### Goal
Copy out all of the material, matching it word for word.

═══ Dataset excerpts ═══

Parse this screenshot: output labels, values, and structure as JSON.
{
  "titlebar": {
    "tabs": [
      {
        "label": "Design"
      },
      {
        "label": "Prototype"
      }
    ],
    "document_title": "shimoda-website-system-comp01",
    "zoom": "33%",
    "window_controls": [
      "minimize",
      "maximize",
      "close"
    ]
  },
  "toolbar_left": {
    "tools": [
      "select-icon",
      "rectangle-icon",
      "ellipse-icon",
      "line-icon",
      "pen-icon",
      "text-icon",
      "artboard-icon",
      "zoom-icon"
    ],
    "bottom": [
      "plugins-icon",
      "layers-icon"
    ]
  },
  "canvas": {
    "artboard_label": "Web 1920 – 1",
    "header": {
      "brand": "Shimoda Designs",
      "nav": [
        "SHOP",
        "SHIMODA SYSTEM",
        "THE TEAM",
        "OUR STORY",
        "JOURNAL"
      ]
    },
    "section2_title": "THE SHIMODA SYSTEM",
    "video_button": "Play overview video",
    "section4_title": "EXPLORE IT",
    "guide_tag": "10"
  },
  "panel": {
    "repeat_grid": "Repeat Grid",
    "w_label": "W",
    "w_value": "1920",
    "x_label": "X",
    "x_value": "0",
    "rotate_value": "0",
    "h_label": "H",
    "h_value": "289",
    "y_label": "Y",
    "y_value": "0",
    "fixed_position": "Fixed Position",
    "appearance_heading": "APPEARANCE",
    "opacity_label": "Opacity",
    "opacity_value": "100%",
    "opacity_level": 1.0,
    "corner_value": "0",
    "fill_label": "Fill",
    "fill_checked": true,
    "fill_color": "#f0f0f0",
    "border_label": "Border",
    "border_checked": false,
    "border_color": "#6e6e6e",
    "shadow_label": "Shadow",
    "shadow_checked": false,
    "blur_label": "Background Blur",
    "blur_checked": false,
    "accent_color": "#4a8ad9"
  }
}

═══

### Written response
Parse this screenshot: output labels, values, and structure as JSON.
{
  "titlebar": {
    "tabs": [
      {
        "label": "Design"
      },
      {
        "label": "Prototype"
      }
    ],
    "document_title": "shimoda-website-system-comp01",
    "zoom": "33%",
    "window_controls": [
      "minimize",
      "maximize",
      "close"
    ]
  },
  "toolbar_left": {
    "tools": [
      "select-icon",
      "rectangle-icon",
      "ellipse-icon",
      "line-icon",
      "pen-icon",
      "text-icon",
      "artboard-icon",
      "zoom-icon"
    ],
    "bottom": [
      "plugins-icon",
      "layers-icon"
    ]
  },
  "canvas": {
    "artboard_label": "Web 1920 – 1",
    "header": {
      "brand": "Shimoda Designs",
      "nav": [
        "SHOP",
        "SHIMODA SYSTEM",
        "THE TEAM",
        "OUR STORY",
        "JOURNAL"
      ]
    },
    "section2_title": "THE SHIMODA SYSTEM",
    "video_button": "Play overview video",
    "section4_title": "EXPLORE IT",
    "guide_tag": "10"
  },
  "panel": {
    "repeat_grid": "Repeat Grid",
    "w_label": "W",
    "w_value": "1920",
    "x_label": "X",
    "x_value": "0",
    "rotate_value": "0",
    "h_label": "H",
    "h_value": "289",
    "y_label": "Y",
    "y_value": "0",
    "fixed_position": "Fixed Position",
    "appearance_heading": "APPEARANCE",
    "opacity_label": "Opacity",
    "opacity_value": "100%",
    "opacity_level": 1.0,
    "corner_value": "0",
    "fill_label": "Fill",
    "fill_checked": true,
    "fill_color": "#f0f0f0",
    "border_label": "Border",
    "border_checked": false,
    "border_color": "#6e6e6e",
    "shadow_label": "Shadow",
    "shadow_checked": false,
    "blur_label": "Background Blur",
    "blur_checked": false,
    "accent_color": "#4a8ad9"
  }
}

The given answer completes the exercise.